For every line in the material, produce an exact copy.

.....

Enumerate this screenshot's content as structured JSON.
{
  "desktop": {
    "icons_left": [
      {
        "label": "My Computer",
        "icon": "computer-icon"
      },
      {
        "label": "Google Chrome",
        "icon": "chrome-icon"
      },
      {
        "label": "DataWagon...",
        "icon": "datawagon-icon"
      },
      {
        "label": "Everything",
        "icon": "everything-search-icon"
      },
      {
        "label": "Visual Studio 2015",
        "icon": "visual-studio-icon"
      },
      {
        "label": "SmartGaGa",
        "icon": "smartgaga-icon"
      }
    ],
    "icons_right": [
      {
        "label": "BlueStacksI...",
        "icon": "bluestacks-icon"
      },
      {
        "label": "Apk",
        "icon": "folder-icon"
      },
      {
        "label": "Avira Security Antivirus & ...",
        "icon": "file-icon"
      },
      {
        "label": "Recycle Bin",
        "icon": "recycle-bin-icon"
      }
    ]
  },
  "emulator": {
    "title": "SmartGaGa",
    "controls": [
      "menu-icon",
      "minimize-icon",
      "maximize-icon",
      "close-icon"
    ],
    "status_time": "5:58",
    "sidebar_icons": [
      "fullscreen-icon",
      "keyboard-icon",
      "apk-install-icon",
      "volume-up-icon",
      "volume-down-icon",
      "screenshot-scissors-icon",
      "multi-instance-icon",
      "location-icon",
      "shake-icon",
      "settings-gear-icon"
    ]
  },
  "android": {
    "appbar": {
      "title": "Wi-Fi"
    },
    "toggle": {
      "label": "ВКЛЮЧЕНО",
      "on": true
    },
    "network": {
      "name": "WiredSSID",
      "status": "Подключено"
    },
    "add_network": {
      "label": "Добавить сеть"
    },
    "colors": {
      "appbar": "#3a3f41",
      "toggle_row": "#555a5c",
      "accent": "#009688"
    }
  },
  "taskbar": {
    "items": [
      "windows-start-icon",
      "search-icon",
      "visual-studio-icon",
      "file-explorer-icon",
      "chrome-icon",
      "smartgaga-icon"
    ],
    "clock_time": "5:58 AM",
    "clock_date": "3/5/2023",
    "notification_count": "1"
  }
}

.....

(Answer to this exercise):
Enumerate this screenshot's content as structured JSON.
{
  "desktop": {
    "icons_left": [
      {
        "label": "My Computer",
        "icon": "computer-icon"
      },
      {
        "label": "Google Chrome",
        "icon": "chrome-icon"
      },
      {
        "label": "DataWagon...",
        "icon": "datawagon-icon"
      },
      {
        "label": "Everything",
        "icon": "everything-search-icon"
      },
      {
        "label": "Visual Studio 2015",
        "icon": "visual-studio-icon"
      },
      {
        "label": "SmartGaGa",
        "icon": "smartgaga-icon"
      }
    ],
    "icons_right": [
      {
        "label": "BlueStacksI...",
        "icon": "bluestacks-icon"
      },
      {
        "label": "Apk",
        "icon": "folder-icon"
      },
      {
        "label": "Avira Security Antivirus & ...",
        "icon": "file-icon"
      },
      {
        "label": "Recycle Bin",
        "icon": "recycle-bin-icon"
      }
    ]
  },
  "emulator": {
    "title": "SmartGaGa",
    "controls": [
      "menu-icon",
      "minimize-icon",
      "maximize-icon",
      "close-icon"
    ],
    "status_time": "5:58",
    "sidebar_icons": [
      "fullscreen-icon",
      "keyboard-icon",
      "apk-install-icon",
      "volume-up-icon",
      "volume-down-icon",
      "screenshot-scissors-icon",
      "multi-instance-icon",
      "location-icon",
      "shake-icon",
      "settings-gear-icon"
    ]
  },
  "android": {
    "appbar": {
      "title": "Wi-Fi"
    },
    "toggle": {
      "label": "ВКЛЮЧЕНО",
      "on": true
    },
    "network": {
      "name": "WiredSSID",
      "status": "Подключено"
    },
    "add_network": {
      "label": "Добавить сеть"
    },
    "colors": {
      "appbar": "#3a3f41",
      "toggle_row": "#555a5c",
      "accent": "#009688"
    }
  },
  "taskbar": {
    "items": [
      "windows-start-icon",
      "search-icon",
      "visual-studio-icon",
      "file-explorer-icon",
      "chrome-icon",
      "smartgaga-icon"
    ],
    "clock_time": "5:58 AM",
    "clock_date": "3/5/2023",
    "notification_count": "1"
  }
}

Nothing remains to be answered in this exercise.